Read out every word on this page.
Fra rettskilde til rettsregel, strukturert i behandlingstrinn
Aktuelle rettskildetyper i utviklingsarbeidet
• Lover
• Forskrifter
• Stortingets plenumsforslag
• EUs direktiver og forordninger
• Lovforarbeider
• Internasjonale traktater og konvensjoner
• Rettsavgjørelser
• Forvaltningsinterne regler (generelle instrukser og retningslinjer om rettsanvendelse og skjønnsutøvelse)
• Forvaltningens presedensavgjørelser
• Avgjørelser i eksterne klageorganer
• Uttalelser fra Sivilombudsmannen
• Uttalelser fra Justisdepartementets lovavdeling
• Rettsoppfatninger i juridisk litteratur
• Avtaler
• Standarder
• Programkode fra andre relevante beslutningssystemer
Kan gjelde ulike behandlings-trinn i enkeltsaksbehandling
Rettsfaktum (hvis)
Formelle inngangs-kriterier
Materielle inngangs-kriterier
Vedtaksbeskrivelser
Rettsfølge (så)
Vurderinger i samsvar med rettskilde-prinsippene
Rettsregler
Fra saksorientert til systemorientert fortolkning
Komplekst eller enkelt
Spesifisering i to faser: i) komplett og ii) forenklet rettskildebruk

WRITTEN INSTRUCTION | All of the entries need to be reproduced exactly; please write them out.

EXPECTED ANSWER |
Read out every word on this page.
Fra rettskilde til rettsregel, strukturert i behandlingstrinn
Aktuelle rettskildetyper i utviklingsarbeidet
• Lover
• Forskrifter
• Stortingets plenumsforslag
• EUs direktiver og forordninger
• Lovforarbeider
• Internasjonale traktater og konvensjoner
• Rettsavgjørelser
• Forvaltningsinterne regler (generelle instrukser og retningslinjer om rettsanvendelse og skjønnsutøvelse)
• Forvaltningens presedensavgjørelser
• Avgjørelser i eksterne klageorganer
• Uttalelser fra Sivilombudsmannen
• Uttalelser fra Justisdepartementets lovavdeling
• Rettsoppfatninger i juridisk litteratur
• Avtaler
• Standarder
• Programkode fra andre relevante beslutningssystemer
Kan gjelde ulike behandlings-trinn i enkeltsaksbehandling
Rettsfaktum (hvis)
Formelle inngangs-kriterier
Materielle inngangs-kriterier
Vedtaksbeskrivelser
Rettsfølge (så)
Vurderinger i samsvar med rettskilde-prinsippene
Rettsregler
Fra saksorientert til systemorientert fortolkning
Komplekst eller enkelt
Spesifisering i to faser: i) komplett og ii) forenklet rettskildebruk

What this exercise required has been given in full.